- Aim:
Tally up the lines where the string "ylabel" appears; reply with the number only.

§ §

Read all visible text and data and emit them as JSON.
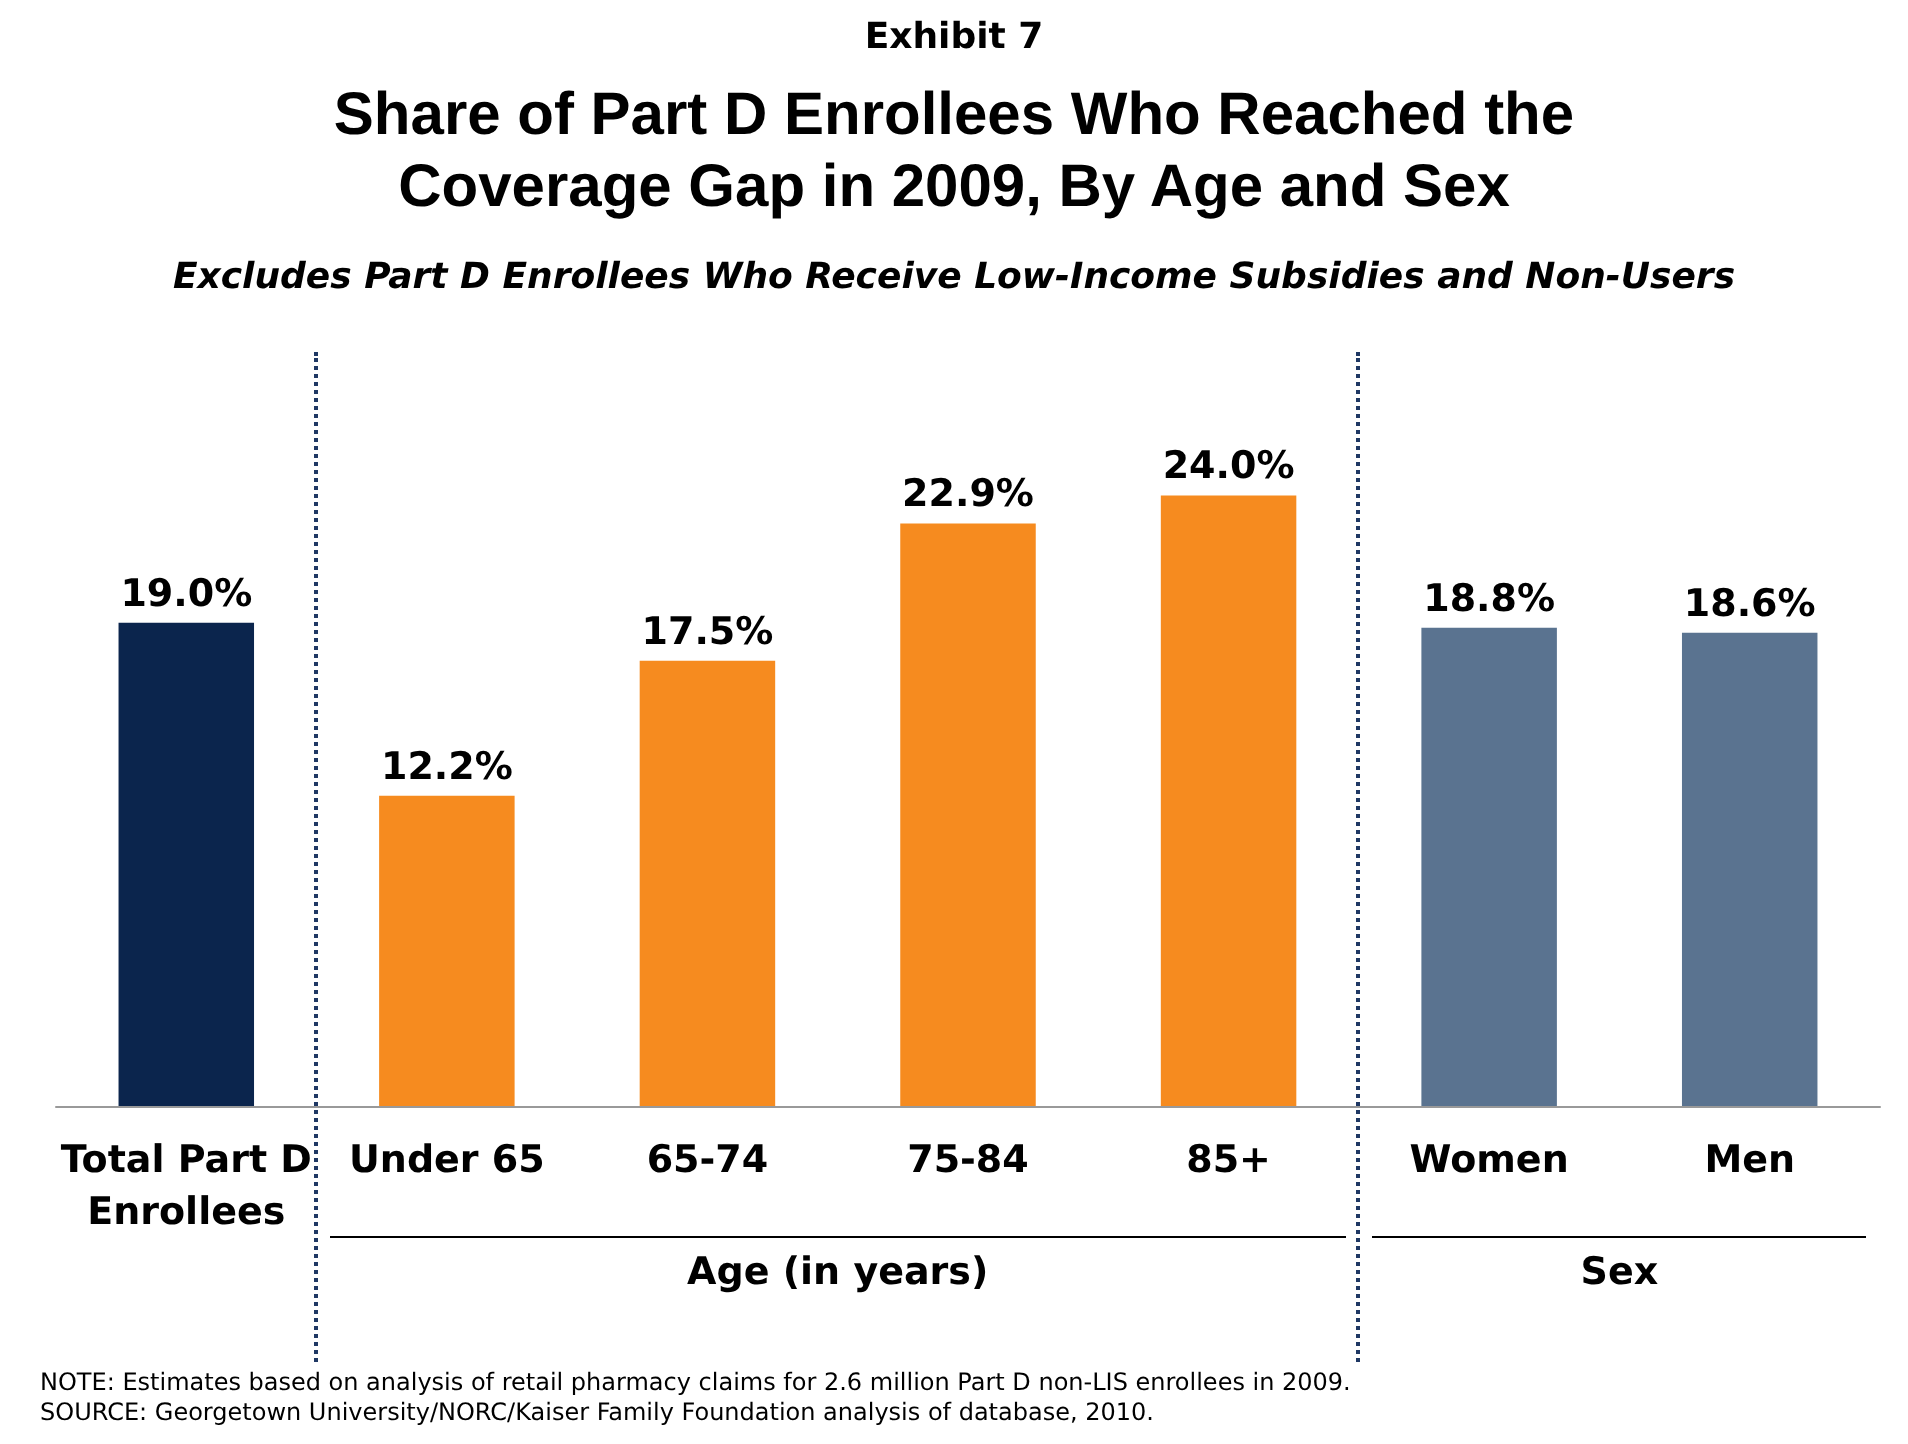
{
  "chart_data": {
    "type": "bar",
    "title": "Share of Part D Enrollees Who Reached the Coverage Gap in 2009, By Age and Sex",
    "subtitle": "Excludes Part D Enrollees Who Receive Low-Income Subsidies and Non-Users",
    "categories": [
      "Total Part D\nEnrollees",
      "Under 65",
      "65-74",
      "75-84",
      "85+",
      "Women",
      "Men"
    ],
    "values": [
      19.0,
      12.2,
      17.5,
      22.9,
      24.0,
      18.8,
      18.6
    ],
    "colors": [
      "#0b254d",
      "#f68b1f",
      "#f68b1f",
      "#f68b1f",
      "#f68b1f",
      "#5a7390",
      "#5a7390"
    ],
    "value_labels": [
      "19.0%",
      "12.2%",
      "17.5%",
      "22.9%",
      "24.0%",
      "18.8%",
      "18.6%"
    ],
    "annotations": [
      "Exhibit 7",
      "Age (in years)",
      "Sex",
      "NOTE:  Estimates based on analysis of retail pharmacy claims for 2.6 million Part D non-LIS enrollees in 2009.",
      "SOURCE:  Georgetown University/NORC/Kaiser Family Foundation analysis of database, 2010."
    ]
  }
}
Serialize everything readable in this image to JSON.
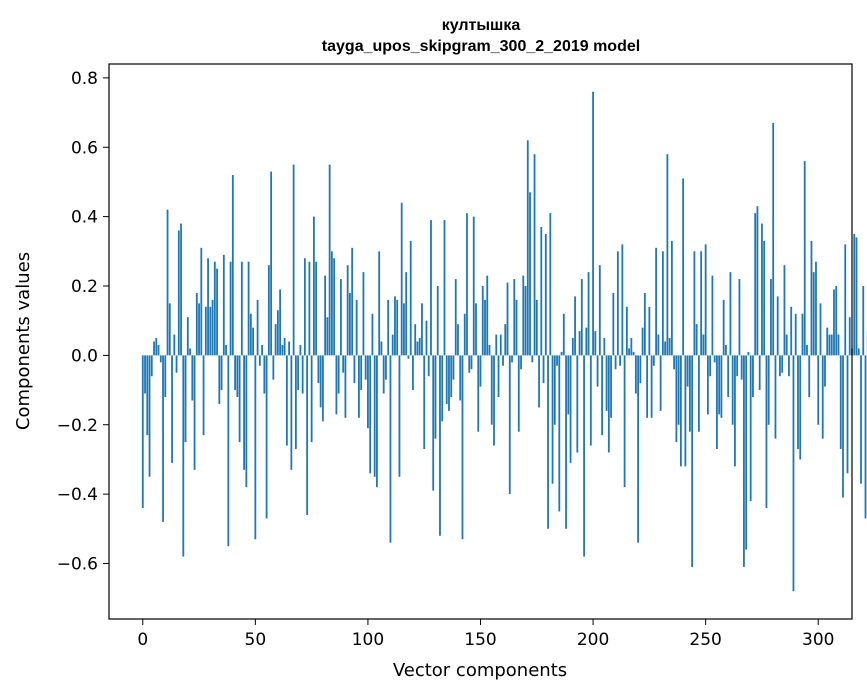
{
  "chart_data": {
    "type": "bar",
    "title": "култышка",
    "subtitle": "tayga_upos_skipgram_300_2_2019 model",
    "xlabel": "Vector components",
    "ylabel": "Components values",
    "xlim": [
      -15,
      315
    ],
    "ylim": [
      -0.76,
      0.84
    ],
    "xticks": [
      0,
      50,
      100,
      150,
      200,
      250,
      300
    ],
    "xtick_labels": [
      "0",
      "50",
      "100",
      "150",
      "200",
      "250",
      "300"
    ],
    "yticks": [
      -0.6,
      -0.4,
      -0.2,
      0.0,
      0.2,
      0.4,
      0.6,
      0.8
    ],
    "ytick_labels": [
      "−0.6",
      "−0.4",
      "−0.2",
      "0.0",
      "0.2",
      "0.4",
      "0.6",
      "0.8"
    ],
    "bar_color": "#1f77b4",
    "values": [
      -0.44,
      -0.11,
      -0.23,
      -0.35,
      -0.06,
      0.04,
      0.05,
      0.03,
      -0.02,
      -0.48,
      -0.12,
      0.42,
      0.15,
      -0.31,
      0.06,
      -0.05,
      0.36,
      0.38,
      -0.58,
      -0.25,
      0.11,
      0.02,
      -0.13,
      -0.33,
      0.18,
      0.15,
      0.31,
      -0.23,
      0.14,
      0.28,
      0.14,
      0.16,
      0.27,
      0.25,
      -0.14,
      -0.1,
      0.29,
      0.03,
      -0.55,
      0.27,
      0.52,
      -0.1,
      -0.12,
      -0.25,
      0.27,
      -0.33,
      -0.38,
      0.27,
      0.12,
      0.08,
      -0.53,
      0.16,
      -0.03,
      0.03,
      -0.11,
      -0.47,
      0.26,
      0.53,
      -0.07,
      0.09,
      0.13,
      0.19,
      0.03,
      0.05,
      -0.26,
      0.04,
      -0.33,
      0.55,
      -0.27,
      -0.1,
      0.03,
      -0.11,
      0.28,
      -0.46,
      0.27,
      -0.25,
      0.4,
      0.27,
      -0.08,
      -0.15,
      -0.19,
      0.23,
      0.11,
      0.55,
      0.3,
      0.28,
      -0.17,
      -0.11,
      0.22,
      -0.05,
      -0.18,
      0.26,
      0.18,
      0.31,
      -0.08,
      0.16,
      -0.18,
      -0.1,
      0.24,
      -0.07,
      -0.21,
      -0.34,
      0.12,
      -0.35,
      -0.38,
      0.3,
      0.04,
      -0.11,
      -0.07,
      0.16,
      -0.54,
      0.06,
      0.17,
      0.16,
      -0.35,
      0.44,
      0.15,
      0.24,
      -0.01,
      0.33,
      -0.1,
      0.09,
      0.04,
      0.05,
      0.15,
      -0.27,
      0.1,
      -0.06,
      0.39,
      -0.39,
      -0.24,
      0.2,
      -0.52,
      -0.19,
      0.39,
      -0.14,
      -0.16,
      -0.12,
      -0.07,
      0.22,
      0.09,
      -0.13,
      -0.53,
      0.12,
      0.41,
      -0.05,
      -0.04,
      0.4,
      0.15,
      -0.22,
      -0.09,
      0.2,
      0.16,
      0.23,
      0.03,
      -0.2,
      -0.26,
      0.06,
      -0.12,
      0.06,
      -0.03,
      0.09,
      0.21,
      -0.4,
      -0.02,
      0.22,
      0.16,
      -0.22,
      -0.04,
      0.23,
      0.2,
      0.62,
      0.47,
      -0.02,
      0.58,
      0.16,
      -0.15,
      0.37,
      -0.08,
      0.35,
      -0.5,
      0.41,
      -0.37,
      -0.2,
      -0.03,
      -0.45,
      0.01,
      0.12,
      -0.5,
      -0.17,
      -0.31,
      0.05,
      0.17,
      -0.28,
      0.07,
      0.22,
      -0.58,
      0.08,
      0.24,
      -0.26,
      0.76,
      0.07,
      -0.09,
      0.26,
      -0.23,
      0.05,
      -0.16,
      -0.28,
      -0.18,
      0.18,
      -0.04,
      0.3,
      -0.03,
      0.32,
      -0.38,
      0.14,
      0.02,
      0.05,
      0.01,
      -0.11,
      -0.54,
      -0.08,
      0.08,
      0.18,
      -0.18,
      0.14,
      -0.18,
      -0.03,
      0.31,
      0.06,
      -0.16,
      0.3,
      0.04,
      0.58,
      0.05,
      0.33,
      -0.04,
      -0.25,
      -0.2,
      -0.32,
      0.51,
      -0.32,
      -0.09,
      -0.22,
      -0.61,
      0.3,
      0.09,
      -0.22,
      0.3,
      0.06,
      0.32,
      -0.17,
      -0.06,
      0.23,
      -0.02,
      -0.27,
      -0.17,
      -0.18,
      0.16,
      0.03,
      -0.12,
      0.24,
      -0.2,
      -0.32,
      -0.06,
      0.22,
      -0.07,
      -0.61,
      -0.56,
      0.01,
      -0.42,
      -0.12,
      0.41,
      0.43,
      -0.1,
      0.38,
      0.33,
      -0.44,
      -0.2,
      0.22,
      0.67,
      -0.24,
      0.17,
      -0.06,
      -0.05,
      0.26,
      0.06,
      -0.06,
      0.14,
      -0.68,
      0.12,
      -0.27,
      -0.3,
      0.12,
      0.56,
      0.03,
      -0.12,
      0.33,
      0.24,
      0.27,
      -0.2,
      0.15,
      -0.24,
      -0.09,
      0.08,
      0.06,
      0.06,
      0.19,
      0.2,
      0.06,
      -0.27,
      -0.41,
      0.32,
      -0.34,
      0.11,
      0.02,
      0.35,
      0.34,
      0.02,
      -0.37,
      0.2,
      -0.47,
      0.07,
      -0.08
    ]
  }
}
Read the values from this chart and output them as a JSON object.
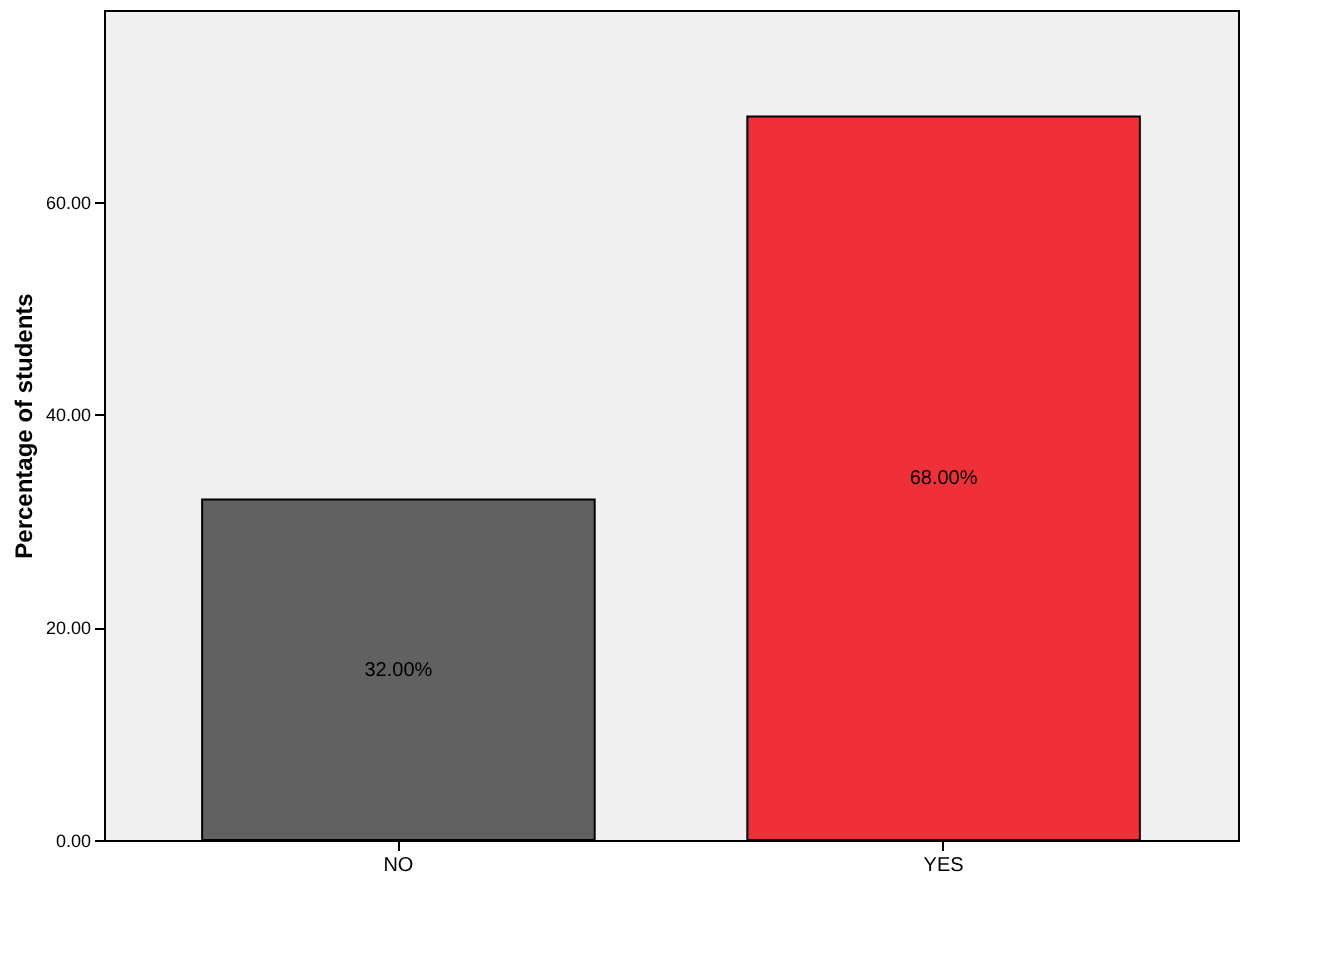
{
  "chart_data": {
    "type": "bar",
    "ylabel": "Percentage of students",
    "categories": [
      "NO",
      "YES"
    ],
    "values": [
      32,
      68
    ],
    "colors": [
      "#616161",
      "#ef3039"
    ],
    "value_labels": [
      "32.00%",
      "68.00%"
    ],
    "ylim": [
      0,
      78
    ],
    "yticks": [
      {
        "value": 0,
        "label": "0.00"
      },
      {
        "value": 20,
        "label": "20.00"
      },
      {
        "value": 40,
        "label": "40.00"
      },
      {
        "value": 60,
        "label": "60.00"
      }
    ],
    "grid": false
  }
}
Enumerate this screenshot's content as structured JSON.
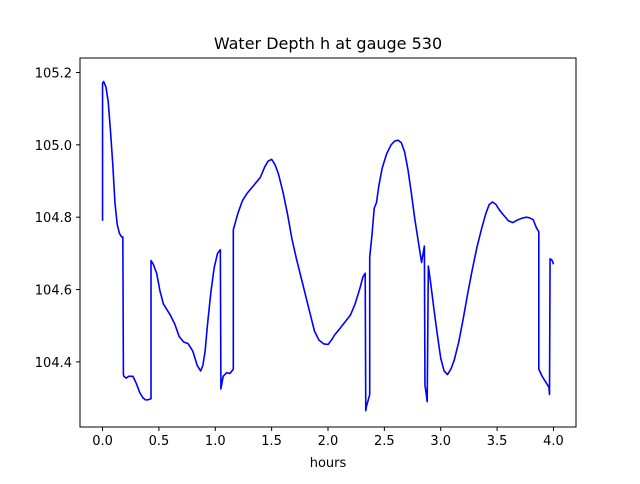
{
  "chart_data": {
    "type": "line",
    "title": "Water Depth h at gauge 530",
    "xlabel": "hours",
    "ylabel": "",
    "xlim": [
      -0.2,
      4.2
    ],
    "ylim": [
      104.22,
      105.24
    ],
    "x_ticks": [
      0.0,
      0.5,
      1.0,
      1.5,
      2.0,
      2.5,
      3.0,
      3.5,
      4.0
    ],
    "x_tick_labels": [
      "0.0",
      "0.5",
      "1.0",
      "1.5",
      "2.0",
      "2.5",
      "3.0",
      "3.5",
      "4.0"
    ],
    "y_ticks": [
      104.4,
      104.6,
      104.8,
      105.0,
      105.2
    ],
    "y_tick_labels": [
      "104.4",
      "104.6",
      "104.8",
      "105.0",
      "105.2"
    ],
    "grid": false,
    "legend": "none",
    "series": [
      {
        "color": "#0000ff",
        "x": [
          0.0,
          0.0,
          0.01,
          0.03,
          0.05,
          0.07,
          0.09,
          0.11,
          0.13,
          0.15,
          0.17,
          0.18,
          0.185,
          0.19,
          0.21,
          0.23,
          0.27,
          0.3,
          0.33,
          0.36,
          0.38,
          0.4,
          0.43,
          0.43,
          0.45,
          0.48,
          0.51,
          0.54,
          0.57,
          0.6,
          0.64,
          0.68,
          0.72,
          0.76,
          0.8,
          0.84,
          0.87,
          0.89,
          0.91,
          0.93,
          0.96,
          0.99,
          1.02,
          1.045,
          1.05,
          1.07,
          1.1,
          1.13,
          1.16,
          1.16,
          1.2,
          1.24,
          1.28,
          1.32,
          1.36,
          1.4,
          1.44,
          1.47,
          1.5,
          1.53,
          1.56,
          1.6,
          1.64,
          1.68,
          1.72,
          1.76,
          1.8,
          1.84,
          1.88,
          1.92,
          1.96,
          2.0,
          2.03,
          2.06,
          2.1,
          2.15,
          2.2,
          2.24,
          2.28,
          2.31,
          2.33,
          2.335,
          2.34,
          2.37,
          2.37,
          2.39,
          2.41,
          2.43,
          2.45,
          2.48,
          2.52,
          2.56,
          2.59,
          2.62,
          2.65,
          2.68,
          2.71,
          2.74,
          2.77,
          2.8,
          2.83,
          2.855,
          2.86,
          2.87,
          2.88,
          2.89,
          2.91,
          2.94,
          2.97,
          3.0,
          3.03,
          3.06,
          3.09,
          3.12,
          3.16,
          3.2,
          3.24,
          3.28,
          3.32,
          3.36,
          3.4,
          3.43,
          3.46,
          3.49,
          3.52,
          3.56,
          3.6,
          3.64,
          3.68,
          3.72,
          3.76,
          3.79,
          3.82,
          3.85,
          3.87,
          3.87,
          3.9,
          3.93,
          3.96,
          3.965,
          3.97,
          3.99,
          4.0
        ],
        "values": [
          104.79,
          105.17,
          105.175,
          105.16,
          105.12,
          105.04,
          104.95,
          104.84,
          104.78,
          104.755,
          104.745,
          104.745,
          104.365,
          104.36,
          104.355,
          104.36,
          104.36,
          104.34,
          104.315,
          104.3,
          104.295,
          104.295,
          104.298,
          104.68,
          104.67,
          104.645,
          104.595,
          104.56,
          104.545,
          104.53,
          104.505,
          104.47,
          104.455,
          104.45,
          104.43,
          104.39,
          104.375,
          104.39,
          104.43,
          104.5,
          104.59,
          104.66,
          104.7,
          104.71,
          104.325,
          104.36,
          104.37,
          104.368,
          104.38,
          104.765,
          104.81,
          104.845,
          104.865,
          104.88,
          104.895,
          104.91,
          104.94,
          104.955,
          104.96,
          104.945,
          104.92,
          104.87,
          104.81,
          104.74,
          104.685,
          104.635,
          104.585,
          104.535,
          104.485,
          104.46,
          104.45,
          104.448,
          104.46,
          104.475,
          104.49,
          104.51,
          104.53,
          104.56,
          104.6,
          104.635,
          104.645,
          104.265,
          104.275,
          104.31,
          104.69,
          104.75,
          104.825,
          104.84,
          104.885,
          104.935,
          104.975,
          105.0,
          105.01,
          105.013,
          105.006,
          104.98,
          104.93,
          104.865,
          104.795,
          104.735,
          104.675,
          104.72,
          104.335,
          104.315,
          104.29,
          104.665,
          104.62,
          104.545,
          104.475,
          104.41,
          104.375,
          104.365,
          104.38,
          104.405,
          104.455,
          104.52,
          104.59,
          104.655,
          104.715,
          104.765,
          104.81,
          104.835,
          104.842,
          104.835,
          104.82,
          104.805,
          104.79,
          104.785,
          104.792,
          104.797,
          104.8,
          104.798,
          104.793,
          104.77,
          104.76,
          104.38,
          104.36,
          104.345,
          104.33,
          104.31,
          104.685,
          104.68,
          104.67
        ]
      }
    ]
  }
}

§ §

- Result of this task:
3